▶ _GIVEN PROBLEM_
Each line of the listing that contains the word "составляющих" is to be copied.

▶ _Data records_
>> start

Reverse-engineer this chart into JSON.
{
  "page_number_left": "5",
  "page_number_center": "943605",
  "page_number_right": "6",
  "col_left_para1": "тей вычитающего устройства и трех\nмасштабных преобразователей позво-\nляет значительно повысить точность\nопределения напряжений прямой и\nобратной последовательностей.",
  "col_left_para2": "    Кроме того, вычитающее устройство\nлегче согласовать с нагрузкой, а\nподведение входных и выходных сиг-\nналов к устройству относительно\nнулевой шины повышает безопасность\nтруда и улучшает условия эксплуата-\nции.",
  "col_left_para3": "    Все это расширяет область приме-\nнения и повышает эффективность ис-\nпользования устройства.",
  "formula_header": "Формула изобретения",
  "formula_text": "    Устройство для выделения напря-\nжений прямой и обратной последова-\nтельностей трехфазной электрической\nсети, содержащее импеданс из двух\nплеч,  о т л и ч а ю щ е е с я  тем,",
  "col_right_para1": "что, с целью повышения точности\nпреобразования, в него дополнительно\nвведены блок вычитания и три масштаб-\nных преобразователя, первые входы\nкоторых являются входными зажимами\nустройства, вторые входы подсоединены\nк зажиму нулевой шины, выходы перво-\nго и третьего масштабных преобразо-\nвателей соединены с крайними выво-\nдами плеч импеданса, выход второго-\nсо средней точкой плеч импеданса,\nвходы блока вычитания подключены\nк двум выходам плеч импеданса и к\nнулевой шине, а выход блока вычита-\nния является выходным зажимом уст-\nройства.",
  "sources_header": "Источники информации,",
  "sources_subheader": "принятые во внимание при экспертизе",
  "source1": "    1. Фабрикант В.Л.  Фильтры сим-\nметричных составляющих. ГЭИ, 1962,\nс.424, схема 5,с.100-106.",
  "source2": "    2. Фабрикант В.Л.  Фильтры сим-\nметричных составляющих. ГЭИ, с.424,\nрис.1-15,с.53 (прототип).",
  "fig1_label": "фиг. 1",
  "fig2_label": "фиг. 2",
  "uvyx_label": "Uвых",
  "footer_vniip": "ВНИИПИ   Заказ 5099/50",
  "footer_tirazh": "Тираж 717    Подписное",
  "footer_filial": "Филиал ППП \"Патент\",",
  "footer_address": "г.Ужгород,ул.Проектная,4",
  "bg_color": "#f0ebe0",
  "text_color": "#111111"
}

>> end

▶ _SOLUTION TO THE PROBLEM_
  "source1": "    1. Фабрикант В.Л.  Фильтры сим-\nметричных составляющих. ГЭИ, 1962,\nс.424, схема 5,с.100-106.",
  "source2": "    2. Фабрикант В.Л.  Фильтры сим-\nметричных составляющих. ГЭИ, с.424,\nрис.1-15,с.53 (прототип).",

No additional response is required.